● Instructions to follow: Show each line of the records below where the word "Finest" occurs.

● Dataset entries for page text:
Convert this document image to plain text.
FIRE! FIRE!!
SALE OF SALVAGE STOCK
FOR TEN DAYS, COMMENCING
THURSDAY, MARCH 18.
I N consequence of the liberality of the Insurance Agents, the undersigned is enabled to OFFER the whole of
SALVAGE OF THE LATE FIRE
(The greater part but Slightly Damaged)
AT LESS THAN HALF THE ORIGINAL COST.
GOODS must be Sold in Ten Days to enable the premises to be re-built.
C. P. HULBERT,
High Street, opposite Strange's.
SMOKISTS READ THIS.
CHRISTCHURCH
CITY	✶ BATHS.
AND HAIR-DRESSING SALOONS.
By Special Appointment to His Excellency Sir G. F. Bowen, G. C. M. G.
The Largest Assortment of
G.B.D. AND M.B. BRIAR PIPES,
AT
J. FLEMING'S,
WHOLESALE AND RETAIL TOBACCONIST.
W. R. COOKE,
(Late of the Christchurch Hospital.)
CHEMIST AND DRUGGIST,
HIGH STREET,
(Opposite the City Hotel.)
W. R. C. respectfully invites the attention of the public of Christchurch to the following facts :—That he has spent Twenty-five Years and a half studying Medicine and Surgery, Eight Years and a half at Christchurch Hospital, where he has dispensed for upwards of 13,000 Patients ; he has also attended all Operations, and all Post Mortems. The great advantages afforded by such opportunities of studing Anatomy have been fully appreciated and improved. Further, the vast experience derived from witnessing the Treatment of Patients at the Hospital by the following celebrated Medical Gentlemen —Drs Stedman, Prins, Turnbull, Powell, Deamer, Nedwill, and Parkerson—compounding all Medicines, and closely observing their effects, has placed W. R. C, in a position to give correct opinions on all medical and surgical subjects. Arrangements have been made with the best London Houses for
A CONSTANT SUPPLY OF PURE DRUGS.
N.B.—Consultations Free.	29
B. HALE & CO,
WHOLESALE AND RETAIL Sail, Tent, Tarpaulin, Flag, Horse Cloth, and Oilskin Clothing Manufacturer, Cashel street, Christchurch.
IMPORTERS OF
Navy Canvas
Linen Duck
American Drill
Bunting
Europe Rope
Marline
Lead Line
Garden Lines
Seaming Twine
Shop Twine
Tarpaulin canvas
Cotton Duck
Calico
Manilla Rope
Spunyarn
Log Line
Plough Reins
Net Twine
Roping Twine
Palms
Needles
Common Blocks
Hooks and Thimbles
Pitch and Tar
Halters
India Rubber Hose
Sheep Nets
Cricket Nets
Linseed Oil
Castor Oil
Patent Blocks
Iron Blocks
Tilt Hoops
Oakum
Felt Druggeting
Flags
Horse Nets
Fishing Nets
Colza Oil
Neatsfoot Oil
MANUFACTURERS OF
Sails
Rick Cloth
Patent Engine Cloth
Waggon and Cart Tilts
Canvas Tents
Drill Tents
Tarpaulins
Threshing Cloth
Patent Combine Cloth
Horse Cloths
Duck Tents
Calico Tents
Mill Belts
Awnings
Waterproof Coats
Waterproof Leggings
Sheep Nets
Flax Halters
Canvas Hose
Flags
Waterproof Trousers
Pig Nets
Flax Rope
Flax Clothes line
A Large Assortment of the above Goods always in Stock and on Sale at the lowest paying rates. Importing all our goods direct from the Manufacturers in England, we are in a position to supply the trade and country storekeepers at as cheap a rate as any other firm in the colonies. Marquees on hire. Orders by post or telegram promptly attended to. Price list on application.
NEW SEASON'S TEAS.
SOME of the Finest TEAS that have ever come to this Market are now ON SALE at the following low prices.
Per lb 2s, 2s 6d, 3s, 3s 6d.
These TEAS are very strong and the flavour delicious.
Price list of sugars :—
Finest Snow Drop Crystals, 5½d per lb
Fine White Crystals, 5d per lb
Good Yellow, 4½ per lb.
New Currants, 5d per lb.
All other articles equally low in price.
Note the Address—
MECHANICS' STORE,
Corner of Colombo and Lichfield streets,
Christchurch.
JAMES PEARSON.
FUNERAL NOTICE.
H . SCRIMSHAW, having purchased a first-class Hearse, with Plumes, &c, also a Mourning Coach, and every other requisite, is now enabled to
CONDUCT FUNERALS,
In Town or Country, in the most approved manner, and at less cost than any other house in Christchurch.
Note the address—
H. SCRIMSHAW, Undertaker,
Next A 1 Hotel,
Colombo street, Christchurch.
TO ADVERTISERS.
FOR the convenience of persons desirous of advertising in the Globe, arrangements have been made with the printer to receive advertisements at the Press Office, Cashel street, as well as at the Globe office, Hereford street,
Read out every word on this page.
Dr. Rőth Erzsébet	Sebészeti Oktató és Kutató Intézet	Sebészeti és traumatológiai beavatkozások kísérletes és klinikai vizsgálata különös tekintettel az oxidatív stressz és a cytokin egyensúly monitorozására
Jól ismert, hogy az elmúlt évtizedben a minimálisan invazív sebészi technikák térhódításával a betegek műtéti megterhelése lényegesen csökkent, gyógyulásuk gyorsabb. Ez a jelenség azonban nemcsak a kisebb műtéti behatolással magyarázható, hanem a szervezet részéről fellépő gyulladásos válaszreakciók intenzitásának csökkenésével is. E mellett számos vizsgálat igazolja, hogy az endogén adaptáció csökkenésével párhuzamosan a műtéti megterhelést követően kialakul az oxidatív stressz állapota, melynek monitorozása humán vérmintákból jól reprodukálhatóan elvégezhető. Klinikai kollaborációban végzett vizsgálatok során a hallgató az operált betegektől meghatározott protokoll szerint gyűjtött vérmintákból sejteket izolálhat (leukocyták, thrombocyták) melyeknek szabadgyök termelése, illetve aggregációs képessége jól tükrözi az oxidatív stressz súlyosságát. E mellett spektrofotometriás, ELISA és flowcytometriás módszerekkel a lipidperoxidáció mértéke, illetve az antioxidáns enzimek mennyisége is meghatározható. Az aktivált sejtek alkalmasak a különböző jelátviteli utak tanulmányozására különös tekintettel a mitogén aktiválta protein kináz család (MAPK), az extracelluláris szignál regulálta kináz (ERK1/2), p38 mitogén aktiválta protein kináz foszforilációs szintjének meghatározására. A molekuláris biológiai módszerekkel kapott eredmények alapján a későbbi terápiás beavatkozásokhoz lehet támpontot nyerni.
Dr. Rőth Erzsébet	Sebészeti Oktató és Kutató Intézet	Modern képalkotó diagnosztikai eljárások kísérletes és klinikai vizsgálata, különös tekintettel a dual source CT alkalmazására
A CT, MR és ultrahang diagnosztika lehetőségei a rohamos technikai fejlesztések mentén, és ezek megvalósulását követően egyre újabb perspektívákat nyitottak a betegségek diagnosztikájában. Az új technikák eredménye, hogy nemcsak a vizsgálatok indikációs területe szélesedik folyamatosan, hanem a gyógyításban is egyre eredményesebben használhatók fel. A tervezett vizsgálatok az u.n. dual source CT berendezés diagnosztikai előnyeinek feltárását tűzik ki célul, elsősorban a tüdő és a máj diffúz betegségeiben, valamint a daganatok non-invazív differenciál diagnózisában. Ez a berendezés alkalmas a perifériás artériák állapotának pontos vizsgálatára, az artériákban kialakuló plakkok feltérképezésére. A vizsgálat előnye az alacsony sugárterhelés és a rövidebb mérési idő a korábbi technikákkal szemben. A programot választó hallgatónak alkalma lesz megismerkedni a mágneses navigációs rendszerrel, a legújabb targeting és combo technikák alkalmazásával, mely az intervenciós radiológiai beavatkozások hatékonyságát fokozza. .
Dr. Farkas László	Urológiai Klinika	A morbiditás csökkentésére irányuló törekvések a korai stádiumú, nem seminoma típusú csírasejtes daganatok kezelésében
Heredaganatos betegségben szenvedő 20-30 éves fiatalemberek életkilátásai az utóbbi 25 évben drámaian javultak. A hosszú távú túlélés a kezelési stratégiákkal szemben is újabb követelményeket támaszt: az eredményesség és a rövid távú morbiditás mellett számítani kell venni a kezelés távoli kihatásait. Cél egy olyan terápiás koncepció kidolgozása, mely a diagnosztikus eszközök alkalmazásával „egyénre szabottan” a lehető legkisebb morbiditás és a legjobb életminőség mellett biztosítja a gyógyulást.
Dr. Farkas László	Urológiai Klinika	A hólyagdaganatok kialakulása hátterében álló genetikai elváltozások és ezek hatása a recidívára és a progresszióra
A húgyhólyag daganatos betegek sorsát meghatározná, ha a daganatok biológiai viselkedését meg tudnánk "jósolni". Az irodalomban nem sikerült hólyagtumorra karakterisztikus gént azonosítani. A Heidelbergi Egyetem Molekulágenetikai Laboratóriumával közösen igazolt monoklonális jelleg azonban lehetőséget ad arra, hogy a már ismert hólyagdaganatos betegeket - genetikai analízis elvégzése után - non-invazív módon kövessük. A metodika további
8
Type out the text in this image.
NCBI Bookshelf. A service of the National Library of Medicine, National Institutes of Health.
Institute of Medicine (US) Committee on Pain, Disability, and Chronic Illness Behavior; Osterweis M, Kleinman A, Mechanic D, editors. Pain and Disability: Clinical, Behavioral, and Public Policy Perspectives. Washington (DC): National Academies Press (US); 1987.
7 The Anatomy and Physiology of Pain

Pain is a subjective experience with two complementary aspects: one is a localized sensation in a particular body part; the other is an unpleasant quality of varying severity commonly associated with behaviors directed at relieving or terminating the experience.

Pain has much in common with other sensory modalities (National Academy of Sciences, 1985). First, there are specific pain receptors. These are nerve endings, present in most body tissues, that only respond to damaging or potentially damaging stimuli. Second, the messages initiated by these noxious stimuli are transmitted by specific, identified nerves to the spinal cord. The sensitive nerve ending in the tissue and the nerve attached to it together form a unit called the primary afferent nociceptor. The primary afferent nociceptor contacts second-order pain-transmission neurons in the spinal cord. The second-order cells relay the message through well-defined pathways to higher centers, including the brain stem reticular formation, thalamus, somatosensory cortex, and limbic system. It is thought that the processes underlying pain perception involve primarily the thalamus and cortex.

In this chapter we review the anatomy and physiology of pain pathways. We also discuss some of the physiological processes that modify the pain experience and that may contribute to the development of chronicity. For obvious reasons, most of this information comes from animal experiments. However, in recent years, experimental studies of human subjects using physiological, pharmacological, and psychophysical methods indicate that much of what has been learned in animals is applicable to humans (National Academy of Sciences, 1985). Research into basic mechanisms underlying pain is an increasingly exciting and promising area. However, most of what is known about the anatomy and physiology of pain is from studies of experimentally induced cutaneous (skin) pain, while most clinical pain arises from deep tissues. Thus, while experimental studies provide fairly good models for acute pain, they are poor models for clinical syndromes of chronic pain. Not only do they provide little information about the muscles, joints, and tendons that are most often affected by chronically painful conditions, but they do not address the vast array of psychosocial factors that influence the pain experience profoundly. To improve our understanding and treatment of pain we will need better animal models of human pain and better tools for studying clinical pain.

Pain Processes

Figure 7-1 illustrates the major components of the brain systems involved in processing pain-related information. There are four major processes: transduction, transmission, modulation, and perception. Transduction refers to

● Output of the exercise:
SOME of the Finest TEAS that have ever come to this Market are now ON SALE at the following low prices.
Finest Snow Drop Crystals, 5½d per lb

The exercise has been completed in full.